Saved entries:

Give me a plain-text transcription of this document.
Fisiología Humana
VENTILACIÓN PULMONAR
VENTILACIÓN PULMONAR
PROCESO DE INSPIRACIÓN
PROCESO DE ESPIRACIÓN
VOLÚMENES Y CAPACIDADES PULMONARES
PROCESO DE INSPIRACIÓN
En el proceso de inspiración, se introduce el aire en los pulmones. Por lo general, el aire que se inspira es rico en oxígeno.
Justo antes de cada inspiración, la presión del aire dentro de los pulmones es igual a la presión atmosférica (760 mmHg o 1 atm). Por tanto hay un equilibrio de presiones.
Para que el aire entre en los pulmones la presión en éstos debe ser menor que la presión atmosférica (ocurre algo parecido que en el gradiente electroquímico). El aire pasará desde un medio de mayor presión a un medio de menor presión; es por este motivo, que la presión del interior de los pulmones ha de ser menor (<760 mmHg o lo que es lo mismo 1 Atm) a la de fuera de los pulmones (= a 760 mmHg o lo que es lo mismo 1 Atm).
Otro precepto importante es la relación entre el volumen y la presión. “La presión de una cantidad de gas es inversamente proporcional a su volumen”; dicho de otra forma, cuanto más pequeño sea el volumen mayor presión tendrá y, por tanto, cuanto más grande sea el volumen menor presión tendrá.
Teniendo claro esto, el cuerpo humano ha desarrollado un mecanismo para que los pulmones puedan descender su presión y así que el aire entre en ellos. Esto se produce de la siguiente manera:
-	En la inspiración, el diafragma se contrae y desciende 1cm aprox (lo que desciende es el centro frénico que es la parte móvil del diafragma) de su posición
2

▸ Task to carry out:
Pick out the lines above containing the word "mayor", then copy them.

▸ Exercise response:
Para que el aire entre en los pulmones la presión en éstos debe ser menor que la presión atmosférica (ocurre algo parecido que en el gradiente electroquímico). El aire pasará desde un medio de mayor presión a un medio de menor presión; es por este motivo, que la presión del interior de los pulmones ha de ser menor (<760 mmHg o lo que es lo mismo 1 Atm) a la de fuera de los pulmones (= a 760 mmHg o lo que es lo mismo 1 Atm).
Otro precepto importante es la relación entre el volumen y la presión. “La presión de una cantidad de gas es inversamente proporcional a su volumen”; dicho de otra forma, cuanto más pequeño sea el volumen mayor presión tendrá y, por tanto, cuanto más grande sea el volumen menor presión tendrá.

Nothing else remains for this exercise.